Locate the string "Violino" in the listing below. Copy every line where it is found.
/---
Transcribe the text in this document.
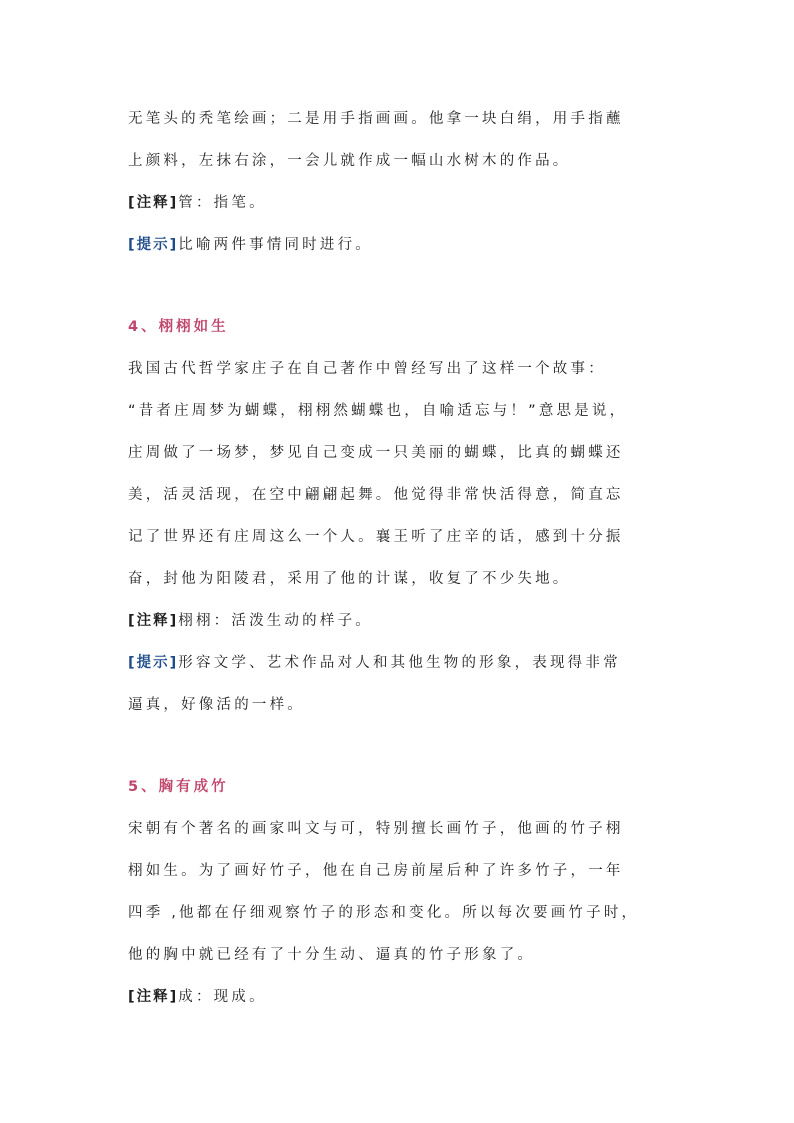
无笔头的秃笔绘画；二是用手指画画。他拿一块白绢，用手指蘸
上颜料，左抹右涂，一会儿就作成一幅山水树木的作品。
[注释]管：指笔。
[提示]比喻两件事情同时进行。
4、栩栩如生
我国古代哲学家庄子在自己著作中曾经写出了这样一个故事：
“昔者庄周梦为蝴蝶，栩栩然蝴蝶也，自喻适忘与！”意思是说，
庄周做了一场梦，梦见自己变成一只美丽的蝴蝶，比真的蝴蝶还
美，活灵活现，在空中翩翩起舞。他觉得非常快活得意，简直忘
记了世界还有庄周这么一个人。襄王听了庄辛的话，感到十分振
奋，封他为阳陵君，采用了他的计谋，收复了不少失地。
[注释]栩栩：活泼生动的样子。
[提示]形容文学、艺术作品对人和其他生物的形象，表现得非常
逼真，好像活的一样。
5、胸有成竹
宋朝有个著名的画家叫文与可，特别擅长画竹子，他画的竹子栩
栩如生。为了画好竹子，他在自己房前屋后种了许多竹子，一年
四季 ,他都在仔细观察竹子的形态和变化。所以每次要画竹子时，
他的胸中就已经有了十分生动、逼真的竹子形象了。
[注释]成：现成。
\---
/---
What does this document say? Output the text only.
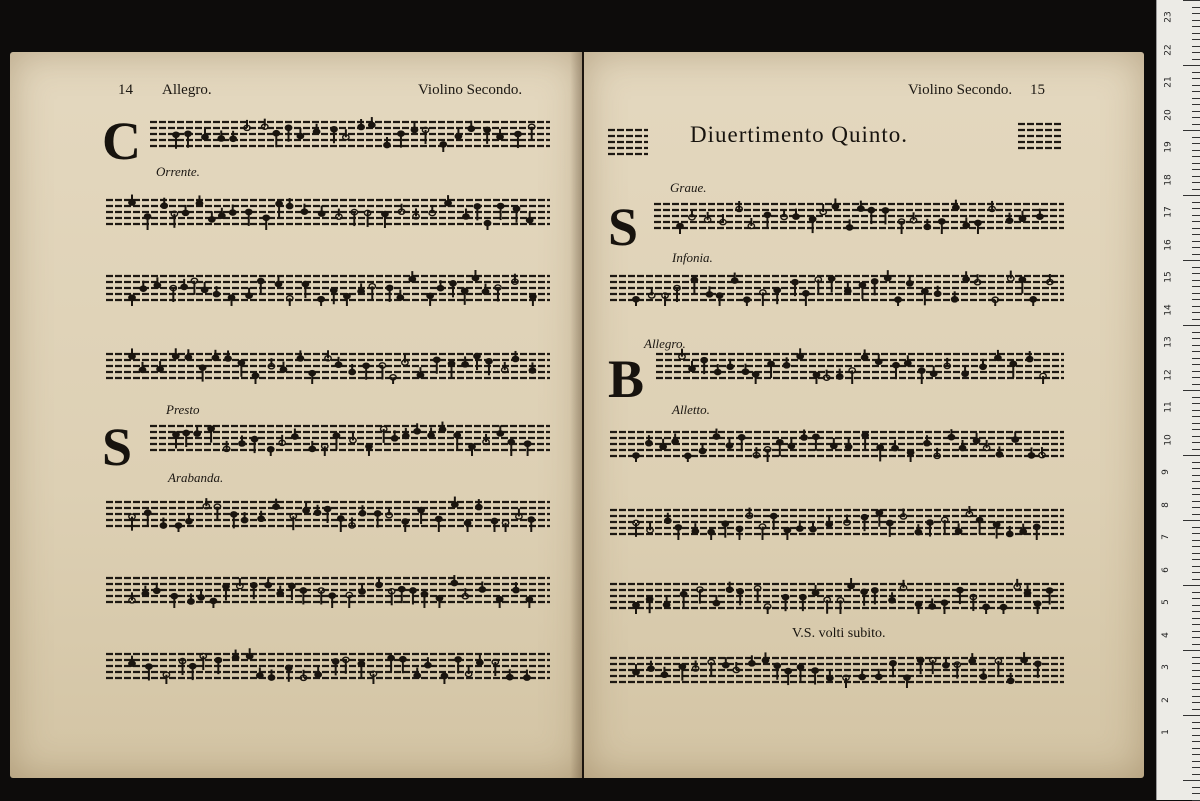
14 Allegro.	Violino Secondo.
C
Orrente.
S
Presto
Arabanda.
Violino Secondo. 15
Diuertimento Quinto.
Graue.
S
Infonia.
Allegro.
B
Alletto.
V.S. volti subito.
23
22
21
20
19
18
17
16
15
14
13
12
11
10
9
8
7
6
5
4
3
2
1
\---
SOLUTION TO THIS PROBLEM »
14 Allegro.	Violino Secondo.
Violino Secondo. 15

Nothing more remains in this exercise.